Dataset entries:
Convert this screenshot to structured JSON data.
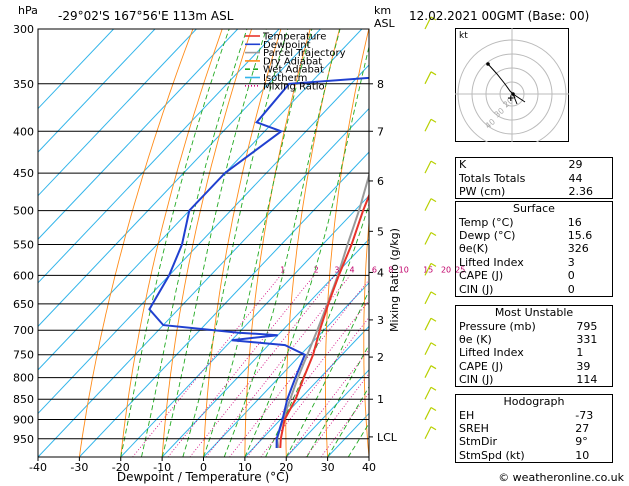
{
  "header": {
    "hpa": "hPa",
    "location": "-29°02'S  167°56'E  113m  ASL",
    "km": "km",
    "asl": "ASL",
    "time": "12.02.2021  00GMT  (Base: 00)"
  },
  "legend": [
    "Temperature",
    "Dewpoint",
    "Parcel Trajectory",
    "Dry Adiabat",
    "Wet Adiabat",
    "Isotherm",
    "Mixing Ratio"
  ],
  "colors": {
    "temperature": "#e8342a",
    "dewpoint": "#2040d0",
    "parcel": "#9a9a9a",
    "dry": "#ff8c1a",
    "wet": "#22aa22",
    "isotherm": "#33b5ea",
    "mixing": "#d1007a",
    "wind": "#b8d000"
  },
  "chart_data": {
    "type": "skew-t",
    "xlabel": "Dewpoint / Temperature (°C)",
    "ylabel_right": "Mixing Ratio (g/kg)",
    "ylabel_left": "hPa",
    "pressure_ticks": [
      300,
      350,
      400,
      450,
      500,
      550,
      600,
      650,
      700,
      750,
      800,
      850,
      900,
      950
    ],
    "temp_ticks": [
      -40,
      -30,
      -20,
      -10,
      0,
      10,
      20,
      30,
      40
    ],
    "xlim": [
      -40,
      40
    ],
    "ylim": [
      1000,
      300
    ],
    "km_ticks": [
      {
        "km": "8",
        "p": 350
      },
      {
        "km": "7",
        "p": 400
      },
      {
        "km": "6",
        "p": 460
      },
      {
        "km": "5",
        "p": 530
      },
      {
        "km": "4",
        "p": 595
      },
      {
        "km": "3",
        "p": 680
      },
      {
        "km": "2",
        "p": 755
      },
      {
        "km": "1",
        "p": 850
      },
      {
        "km": "LCL",
        "p": 945
      }
    ],
    "mixing_ratio_labels": [
      "1",
      "2",
      "3",
      "4",
      "6",
      "8",
      "10",
      "15",
      "20",
      "25"
    ],
    "mixing_ratio_values": [
      1,
      2,
      3,
      4,
      6,
      8,
      10,
      15,
      20,
      25
    ],
    "temperature": {
      "p": [
        975,
        950,
        900,
        850,
        800,
        750,
        700,
        650,
        600,
        550,
        500,
        450,
        400,
        350,
        300
      ],
      "t": [
        16.5,
        14.5,
        11,
        9,
        6,
        3,
        -1,
        -5,
        -9,
        -13,
        -18,
        -23,
        -28,
        -37,
        -45
      ]
    },
    "dewpoint": {
      "p": [
        975,
        950,
        900,
        850,
        800,
        750,
        730,
        720,
        710,
        705,
        690,
        660,
        600,
        550,
        500,
        450,
        400,
        390,
        350,
        340,
        330,
        320,
        300
      ],
      "t": [
        15.6,
        13.5,
        10.5,
        7,
        4,
        1,
        -6,
        -20,
        -10,
        -20,
        -40,
        -47,
        -50,
        -54,
        -60,
        -60,
        -56,
        -64,
        -65,
        -34,
        -42,
        -34,
        -40
      ]
    },
    "parcel": {
      "p": [
        975,
        950,
        900,
        850,
        800,
        750,
        700,
        650,
        600,
        550,
        500,
        450,
        400,
        350,
        300
      ],
      "t": [
        16,
        13.6,
        10.6,
        7.7,
        4.6,
        1.6,
        -1.6,
        -5.2,
        -9.2,
        -14,
        -19,
        -25,
        -32,
        -40,
        -48
      ]
    },
    "wind_levels": [
      300,
      350,
      400,
      450,
      500,
      550,
      600,
      650,
      700,
      750,
      800,
      850,
      900,
      950
    ]
  },
  "indices": [
    {
      "k": "K",
      "v": "29"
    },
    {
      "k": "Totals Totals",
      "v": "44"
    },
    {
      "k": "PW (cm)",
      "v": "2.36"
    }
  ],
  "surface": {
    "title": "Surface",
    "rows": [
      {
        "k": "Temp (°C)",
        "v": "16"
      },
      {
        "k": "Dewp (°C)",
        "v": "15.6"
      },
      {
        "k": "θe(K)",
        "v": "326"
      },
      {
        "k": "Lifted Index",
        "v": "3"
      },
      {
        "k": "CAPE (J)",
        "v": "0"
      },
      {
        "k": "CIN (J)",
        "v": "0"
      }
    ]
  },
  "most_unstable": {
    "title": "Most Unstable",
    "rows": [
      {
        "k": "Pressure (mb)",
        "v": "795"
      },
      {
        "k": "θe (K)",
        "v": "331"
      },
      {
        "k": "Lifted Index",
        "v": "1"
      },
      {
        "k": "CAPE (J)",
        "v": "39"
      },
      {
        "k": "CIN (J)",
        "v": "114"
      }
    ]
  },
  "hodograph": {
    "title": "Hodograph",
    "label_kt": "kt",
    "ring_labels": [
      "40",
      "30",
      "20"
    ],
    "rows": [
      {
        "k": "EH",
        "v": "-73"
      },
      {
        "k": "SREH",
        "v": "27"
      },
      {
        "k": "StmDir",
        "v": "9°"
      },
      {
        "k": "StmSpd (kt)",
        "v": "10"
      }
    ]
  },
  "copyright": "© weatheronline.co.uk"
}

### [Exercise brief]
Copy every line that contains the string "title".

### [Response to this exercise]
    "title": "Surface",
    "title": "Most Unstable",
    "title": "Hodograph",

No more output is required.